- [OBJECTIVE]
Filter out everything except lines holding "迪拜金融和保险活动的外商投资存量".
--
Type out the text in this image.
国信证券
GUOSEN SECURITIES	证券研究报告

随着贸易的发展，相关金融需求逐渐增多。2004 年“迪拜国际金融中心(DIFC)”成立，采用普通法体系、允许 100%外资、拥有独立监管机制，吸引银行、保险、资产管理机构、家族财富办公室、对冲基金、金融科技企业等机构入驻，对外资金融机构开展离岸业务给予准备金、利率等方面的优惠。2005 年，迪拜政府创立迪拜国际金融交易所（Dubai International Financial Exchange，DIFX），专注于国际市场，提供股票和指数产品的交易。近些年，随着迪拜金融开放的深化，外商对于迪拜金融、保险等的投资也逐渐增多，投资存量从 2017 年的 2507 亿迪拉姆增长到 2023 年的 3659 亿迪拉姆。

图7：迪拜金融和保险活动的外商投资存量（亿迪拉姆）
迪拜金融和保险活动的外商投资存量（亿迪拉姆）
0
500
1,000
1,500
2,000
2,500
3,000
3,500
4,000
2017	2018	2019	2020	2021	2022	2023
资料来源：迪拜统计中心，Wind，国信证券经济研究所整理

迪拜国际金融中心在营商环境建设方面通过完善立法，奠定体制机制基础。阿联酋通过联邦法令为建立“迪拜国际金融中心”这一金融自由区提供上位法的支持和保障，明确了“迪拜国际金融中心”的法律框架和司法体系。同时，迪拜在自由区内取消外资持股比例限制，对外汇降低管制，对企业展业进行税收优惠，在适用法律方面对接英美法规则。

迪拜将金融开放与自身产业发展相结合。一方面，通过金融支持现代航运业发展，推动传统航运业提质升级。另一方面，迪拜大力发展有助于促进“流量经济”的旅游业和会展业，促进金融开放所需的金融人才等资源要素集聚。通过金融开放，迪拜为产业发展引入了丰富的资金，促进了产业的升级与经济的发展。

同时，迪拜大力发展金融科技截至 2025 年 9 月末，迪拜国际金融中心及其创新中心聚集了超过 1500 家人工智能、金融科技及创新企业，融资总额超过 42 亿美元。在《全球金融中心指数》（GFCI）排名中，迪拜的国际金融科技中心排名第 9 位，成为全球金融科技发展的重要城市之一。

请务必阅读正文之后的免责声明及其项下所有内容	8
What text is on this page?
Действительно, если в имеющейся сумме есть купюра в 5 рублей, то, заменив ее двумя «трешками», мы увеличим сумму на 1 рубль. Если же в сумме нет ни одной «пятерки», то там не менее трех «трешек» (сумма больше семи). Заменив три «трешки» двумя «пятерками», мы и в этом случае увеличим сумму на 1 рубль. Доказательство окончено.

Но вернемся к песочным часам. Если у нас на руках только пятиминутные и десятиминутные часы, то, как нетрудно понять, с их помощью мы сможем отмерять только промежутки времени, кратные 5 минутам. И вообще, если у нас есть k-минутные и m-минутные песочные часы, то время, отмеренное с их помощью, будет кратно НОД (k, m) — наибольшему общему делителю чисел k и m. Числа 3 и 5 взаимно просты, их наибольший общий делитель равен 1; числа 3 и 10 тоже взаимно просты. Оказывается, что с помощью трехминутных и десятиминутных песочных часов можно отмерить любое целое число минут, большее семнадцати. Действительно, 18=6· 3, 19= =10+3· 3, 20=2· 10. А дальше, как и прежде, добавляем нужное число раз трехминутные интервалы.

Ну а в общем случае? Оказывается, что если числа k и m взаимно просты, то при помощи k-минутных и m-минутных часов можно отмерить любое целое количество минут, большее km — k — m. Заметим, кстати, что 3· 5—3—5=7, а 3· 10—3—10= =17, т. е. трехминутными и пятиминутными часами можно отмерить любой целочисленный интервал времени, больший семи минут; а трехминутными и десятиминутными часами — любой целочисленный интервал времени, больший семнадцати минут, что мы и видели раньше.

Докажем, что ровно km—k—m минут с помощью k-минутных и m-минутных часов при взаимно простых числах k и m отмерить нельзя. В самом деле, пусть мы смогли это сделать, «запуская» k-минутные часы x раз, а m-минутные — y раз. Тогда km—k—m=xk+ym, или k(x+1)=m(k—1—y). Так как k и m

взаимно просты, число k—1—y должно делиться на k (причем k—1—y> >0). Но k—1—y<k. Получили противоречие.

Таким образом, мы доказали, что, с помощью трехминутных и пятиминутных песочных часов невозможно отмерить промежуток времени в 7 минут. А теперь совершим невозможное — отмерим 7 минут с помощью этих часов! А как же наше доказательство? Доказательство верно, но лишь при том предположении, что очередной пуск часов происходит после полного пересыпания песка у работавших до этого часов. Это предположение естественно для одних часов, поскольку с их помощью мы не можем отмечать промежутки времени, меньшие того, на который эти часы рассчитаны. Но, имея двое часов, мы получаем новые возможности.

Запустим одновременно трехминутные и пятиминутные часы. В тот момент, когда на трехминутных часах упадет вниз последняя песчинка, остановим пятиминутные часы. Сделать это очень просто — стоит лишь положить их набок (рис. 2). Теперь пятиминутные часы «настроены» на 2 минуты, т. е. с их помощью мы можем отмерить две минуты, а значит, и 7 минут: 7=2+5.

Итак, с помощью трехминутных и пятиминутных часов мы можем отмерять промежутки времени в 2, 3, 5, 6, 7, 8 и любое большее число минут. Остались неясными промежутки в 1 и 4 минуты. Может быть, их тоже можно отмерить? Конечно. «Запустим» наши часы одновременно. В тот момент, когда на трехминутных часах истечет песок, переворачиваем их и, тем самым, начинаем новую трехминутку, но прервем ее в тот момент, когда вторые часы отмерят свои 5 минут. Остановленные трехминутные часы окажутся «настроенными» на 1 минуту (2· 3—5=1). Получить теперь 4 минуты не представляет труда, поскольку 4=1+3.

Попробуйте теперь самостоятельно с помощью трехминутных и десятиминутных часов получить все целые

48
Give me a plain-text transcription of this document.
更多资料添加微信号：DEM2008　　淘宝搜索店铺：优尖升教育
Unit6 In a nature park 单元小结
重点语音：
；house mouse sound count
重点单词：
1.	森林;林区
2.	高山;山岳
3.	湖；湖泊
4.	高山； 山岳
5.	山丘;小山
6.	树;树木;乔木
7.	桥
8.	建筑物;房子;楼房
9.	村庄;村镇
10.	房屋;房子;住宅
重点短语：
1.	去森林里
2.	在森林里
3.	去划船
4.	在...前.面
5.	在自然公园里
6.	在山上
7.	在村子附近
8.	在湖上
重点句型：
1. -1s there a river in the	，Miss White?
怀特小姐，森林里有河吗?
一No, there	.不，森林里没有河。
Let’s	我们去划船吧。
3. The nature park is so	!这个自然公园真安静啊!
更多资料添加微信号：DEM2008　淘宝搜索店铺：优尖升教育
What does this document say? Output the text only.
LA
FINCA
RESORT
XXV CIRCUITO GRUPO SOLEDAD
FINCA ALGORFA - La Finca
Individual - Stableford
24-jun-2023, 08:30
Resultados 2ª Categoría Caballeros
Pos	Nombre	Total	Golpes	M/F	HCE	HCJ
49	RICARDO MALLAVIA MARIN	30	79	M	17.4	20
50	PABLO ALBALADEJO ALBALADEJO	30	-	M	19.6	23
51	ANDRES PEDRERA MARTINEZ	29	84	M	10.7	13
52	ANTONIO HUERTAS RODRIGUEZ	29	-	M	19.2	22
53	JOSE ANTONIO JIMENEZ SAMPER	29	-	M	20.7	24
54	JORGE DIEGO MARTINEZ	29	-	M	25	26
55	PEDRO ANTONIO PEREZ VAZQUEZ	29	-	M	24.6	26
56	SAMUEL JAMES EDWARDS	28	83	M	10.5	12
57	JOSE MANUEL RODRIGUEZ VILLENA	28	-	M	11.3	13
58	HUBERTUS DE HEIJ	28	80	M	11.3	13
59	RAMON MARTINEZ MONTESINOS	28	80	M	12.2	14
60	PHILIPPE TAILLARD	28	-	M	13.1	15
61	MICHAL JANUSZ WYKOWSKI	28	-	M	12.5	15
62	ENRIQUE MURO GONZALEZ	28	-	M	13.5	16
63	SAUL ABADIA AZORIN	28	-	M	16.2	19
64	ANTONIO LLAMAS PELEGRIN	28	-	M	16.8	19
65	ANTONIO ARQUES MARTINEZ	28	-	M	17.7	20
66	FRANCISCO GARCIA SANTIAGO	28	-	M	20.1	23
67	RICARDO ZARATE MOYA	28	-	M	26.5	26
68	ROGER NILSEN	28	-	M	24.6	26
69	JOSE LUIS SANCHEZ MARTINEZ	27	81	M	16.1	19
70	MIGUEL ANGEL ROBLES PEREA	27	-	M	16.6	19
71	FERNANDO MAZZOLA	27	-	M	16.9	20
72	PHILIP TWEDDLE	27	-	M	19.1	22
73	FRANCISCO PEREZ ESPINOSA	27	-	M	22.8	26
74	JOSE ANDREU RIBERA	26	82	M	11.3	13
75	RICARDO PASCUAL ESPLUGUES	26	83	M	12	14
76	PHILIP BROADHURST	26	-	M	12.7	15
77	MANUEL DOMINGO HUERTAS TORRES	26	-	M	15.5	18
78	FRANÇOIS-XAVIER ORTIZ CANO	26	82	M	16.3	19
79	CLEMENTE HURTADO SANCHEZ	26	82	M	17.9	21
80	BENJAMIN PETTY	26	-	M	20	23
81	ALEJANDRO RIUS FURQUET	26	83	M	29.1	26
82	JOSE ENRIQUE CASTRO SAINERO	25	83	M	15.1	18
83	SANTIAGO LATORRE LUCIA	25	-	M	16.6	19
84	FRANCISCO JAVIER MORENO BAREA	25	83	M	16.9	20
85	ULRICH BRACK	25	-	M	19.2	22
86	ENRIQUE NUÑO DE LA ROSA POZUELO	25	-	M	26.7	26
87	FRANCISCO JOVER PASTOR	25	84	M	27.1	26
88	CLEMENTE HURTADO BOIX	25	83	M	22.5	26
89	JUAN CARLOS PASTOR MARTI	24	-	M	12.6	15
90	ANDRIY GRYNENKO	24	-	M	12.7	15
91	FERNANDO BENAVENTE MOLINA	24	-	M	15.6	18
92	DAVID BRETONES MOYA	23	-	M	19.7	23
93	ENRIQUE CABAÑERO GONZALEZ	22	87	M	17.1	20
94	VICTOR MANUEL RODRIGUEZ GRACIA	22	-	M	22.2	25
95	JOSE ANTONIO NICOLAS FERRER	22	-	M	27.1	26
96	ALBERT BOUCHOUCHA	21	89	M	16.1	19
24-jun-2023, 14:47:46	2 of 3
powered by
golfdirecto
--
- [THE REPLY]
图7：迪拜金融和保险活动的外商投资存量（亿迪拉姆）
迪拜金融和保险活动的外商投资存量（亿迪拉姆）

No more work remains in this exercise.